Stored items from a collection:
========================

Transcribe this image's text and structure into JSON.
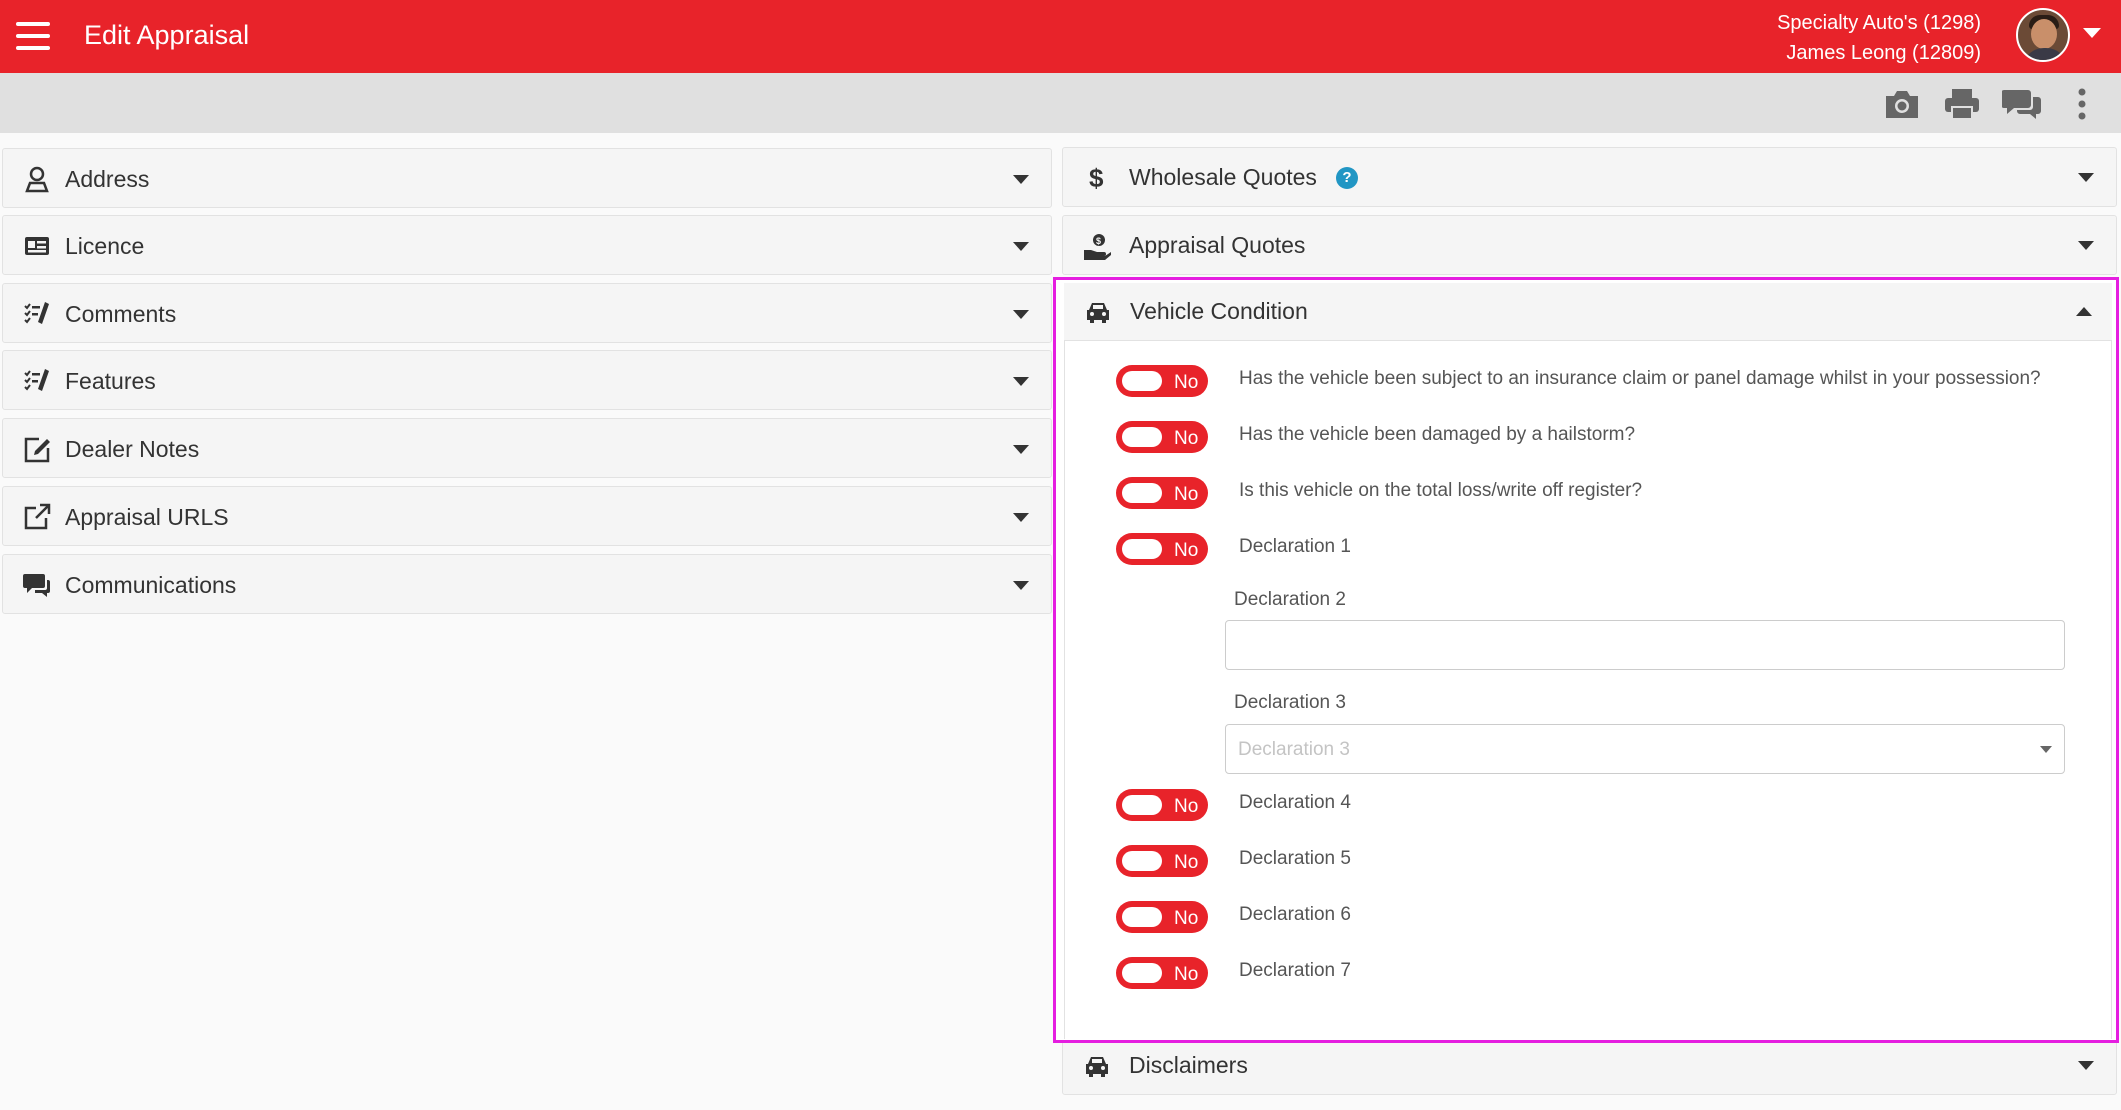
{
  "app": {
    "title": "Edit Appraisal",
    "dealer": "Specialty Auto's (1298)",
    "user": "James Leong (12809)",
    "accent_color": "#e8232a"
  },
  "toolbar": {
    "icons": [
      "camera-icon",
      "print-icon",
      "comments-icon",
      "more-vert-icon"
    ]
  },
  "left_sections": [
    {
      "label": "Address",
      "icon": "map-pin-person-icon"
    },
    {
      "label": "Licence",
      "icon": "id-card-icon"
    },
    {
      "label": "Comments",
      "icon": "checklist-pencil-icon"
    },
    {
      "label": "Features",
      "icon": "checklist-pencil-icon"
    },
    {
      "label": "Dealer Notes",
      "icon": "edit-note-icon"
    },
    {
      "label": "Appraisal URLS",
      "icon": "external-link-icon"
    },
    {
      "label": "Communications",
      "icon": "chat-bubbles-icon"
    }
  ],
  "right_sections": {
    "wholesale_quotes": {
      "label": "Wholesale Quotes",
      "help": "?"
    },
    "appraisal_quotes": {
      "label": "Appraisal Quotes"
    },
    "vehicle_condition": {
      "label": "Vehicle Condition"
    },
    "disclaimers": {
      "label": "Disclaimers"
    }
  },
  "vehicle_condition": {
    "toggle_value": "No",
    "questions": [
      "Has the vehicle been subject to an insurance claim or panel damage whilst in your possession?",
      "Has the vehicle been damaged by a hailstorm?",
      "Is this vehicle on the total loss/write off register?",
      "Declaration 1"
    ],
    "declaration_2_label": "Declaration 2",
    "declaration_2_value": "",
    "declaration_3_label": "Declaration 3",
    "declaration_3_placeholder": "Declaration 3",
    "more_declarations": [
      "Declaration 4",
      "Declaration 5",
      "Declaration 6",
      "Declaration 7"
    ]
  }
}
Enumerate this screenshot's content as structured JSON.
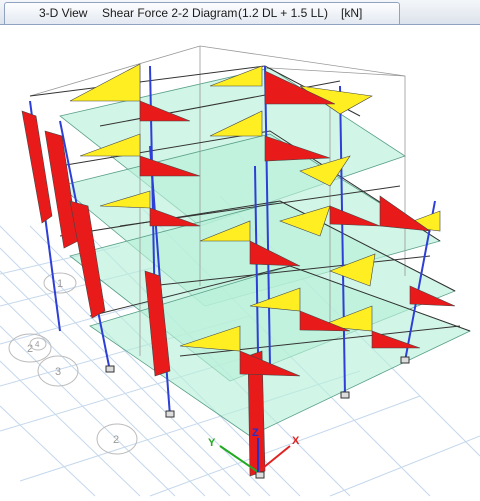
{
  "window": {
    "tab": {
      "view_name": "3-D View",
      "diagram": "Shear Force 2-2 Diagram",
      "load_combo": "(1.2 DL + 1.5 LL)",
      "units": "[kN]"
    }
  },
  "grid_bubbles": [
    {
      "label": "1"
    },
    {
      "label": "2"
    },
    {
      "label": "3"
    },
    {
      "label": "4"
    },
    {
      "label": "2"
    }
  ],
  "axes": {
    "x_label": "X",
    "y_label": "Y",
    "z_label": "Z"
  },
  "colors": {
    "positive_shear": "#ffee22",
    "negative_shear": "#e81a1a",
    "slab": "#b8f0d8",
    "column": "#2d3fd6",
    "grid_floor": "#c5d8ec",
    "x_axis": "#e22222",
    "y_axis": "#22aa22",
    "z_axis": "#2233cc"
  }
}
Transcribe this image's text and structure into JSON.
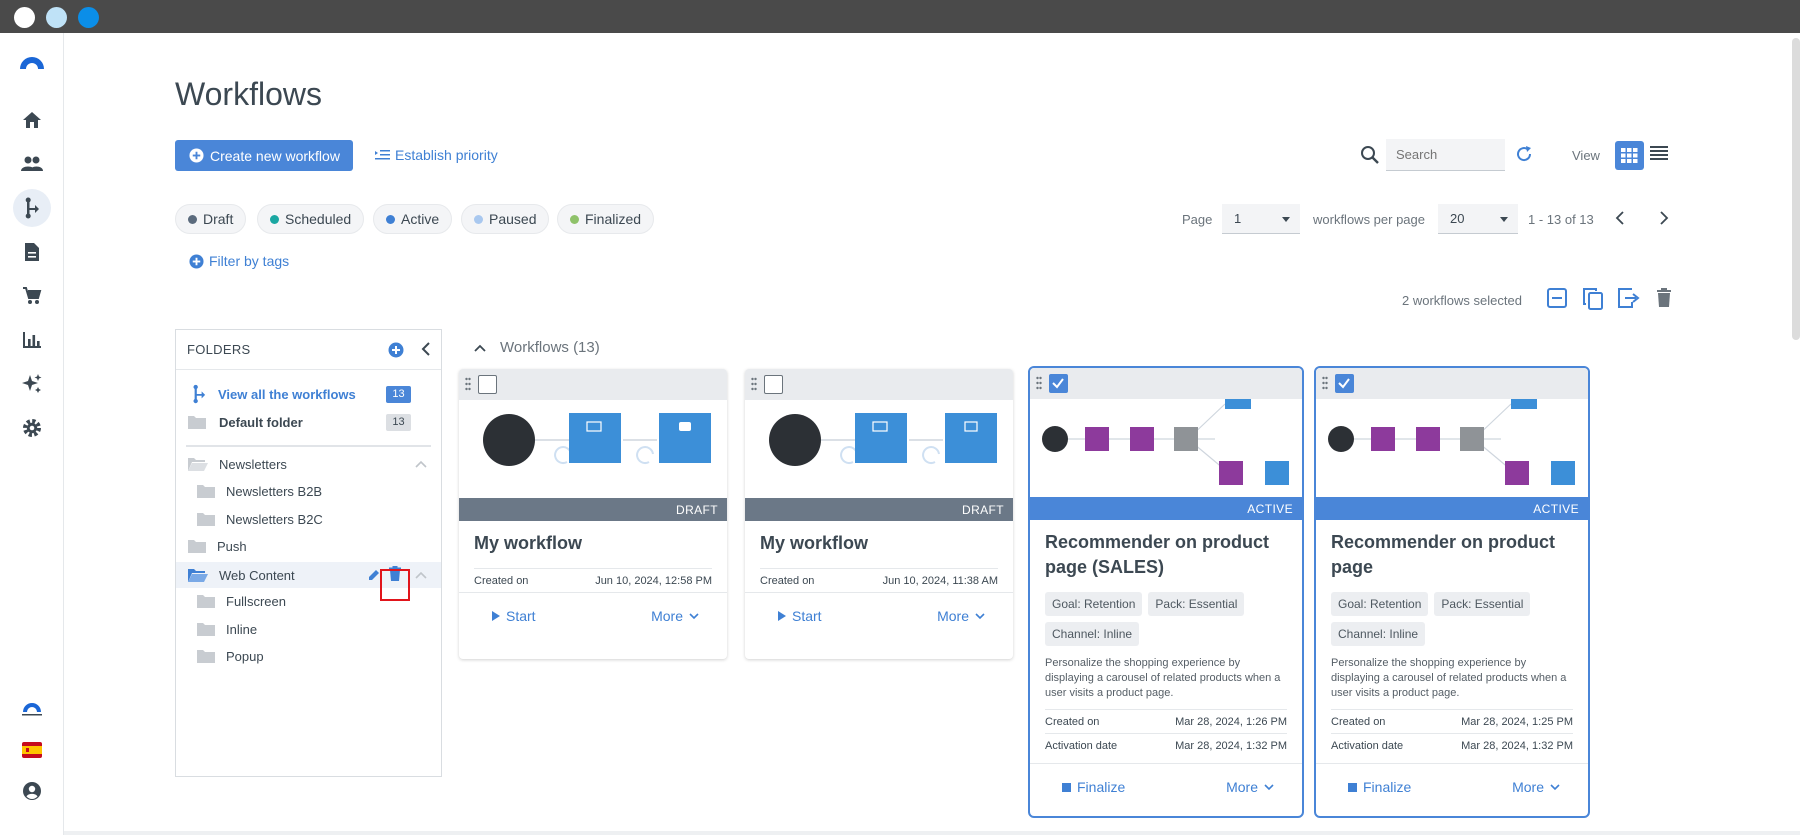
{
  "page": {
    "title": "Workflows"
  },
  "header": {
    "create_label": "Create new workflow",
    "priority_label": "Establish priority",
    "search_placeholder": "Search",
    "view_label": "View"
  },
  "status_filters": [
    {
      "label": "Draft",
      "color": "#5b6b7d"
    },
    {
      "label": "Scheduled",
      "color": "#1aa7a2"
    },
    {
      "label": "Active",
      "color": "#3f80d4"
    },
    {
      "label": "Paused",
      "color": "#a9c8ef"
    },
    {
      "label": "Finalized",
      "color": "#8fc26a"
    }
  ],
  "filter_tags_label": "Filter by tags",
  "pagination": {
    "page_label": "Page",
    "page_value": "1",
    "per_page_label": "workflows per page",
    "per_page_value": "20",
    "range": "1 - 13 of 13"
  },
  "selection": {
    "text": "2 workflows selected"
  },
  "folders": {
    "header": "FOLDERS",
    "view_all": {
      "label": "View all the workflows",
      "count": "13"
    },
    "default": {
      "label": "Default folder",
      "count": "13"
    },
    "items": [
      {
        "label": "Newsletters"
      },
      {
        "label": "Newsletters B2B"
      },
      {
        "label": "Newsletters B2C"
      },
      {
        "label": "Push"
      },
      {
        "label": "Web Content"
      },
      {
        "label": "Fullscreen"
      },
      {
        "label": "Inline"
      },
      {
        "label": "Popup"
      }
    ]
  },
  "workflows_section": {
    "title": "Workflows (13)"
  },
  "cards": [
    {
      "status": "DRAFT",
      "title": "My workflow",
      "created_label": "Created on",
      "created": "Jun 10, 2024, 12:58 PM",
      "primary_action": "Start",
      "more": "More"
    },
    {
      "status": "DRAFT",
      "title": "My workflow",
      "created_label": "Created on",
      "created": "Jun 10, 2024, 11:38 AM",
      "primary_action": "Start",
      "more": "More"
    },
    {
      "status": "ACTIVE",
      "title": "Recommender on product page (SALES)",
      "tags": [
        "Goal: Retention",
        "Pack: Essential",
        "Channel: Inline"
      ],
      "description": "Personalize the shopping experience by displaying a carousel of related products when a user visits a product page.",
      "created_label": "Created on",
      "created": "Mar 28, 2024, 1:26 PM",
      "activation_label": "Activation date",
      "activation": "Mar 28, 2024, 1:32 PM",
      "primary_action": "Finalize",
      "more": "More"
    },
    {
      "status": "ACTIVE",
      "title": "Recommender on product page",
      "tags": [
        "Goal: Retention",
        "Pack: Essential",
        "Channel: Inline"
      ],
      "description": "Personalize the shopping experience by displaying a carousel of related products when a user visits a product page.",
      "created_label": "Created on",
      "created": "Mar 28, 2024, 1:25 PM",
      "activation_label": "Activation date",
      "activation": "Mar 28, 2024, 1:32 PM",
      "primary_action": "Finalize",
      "more": "More"
    }
  ],
  "icons": {
    "nav": [
      "logo-icon",
      "home-icon",
      "contacts-icon",
      "workflows-icon",
      "templates-icon",
      "cart-icon",
      "reports-icon",
      "ai-sparkle-icon",
      "settings-icon"
    ],
    "accent": "#4a86d8"
  }
}
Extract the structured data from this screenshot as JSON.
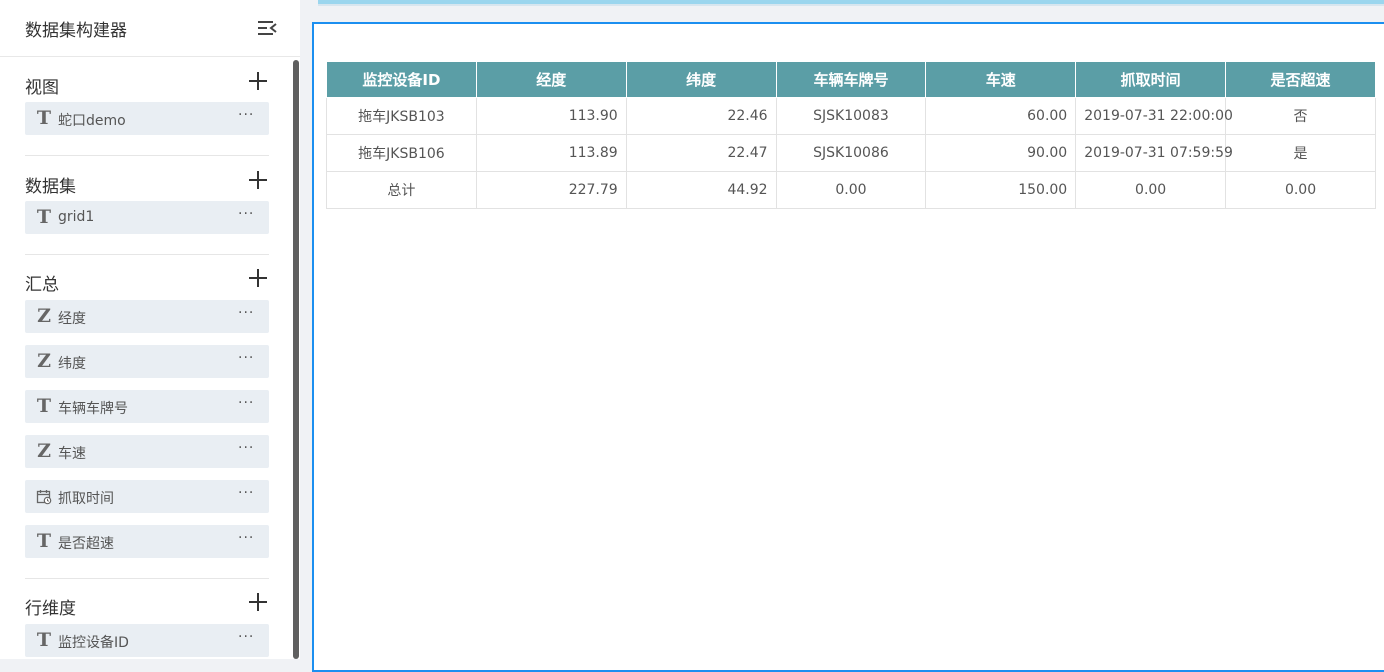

========================

Keep only the lines that hold the string "JSON", and copy them out.

▶ EXERCISE RESULT
Transcribe this image's text and structure into JSON.
Enumerate this screenshot's content as structured JSON.
Transcribe this image's text and structure into JSON.
Extract the structured data from this screenshot as JSON.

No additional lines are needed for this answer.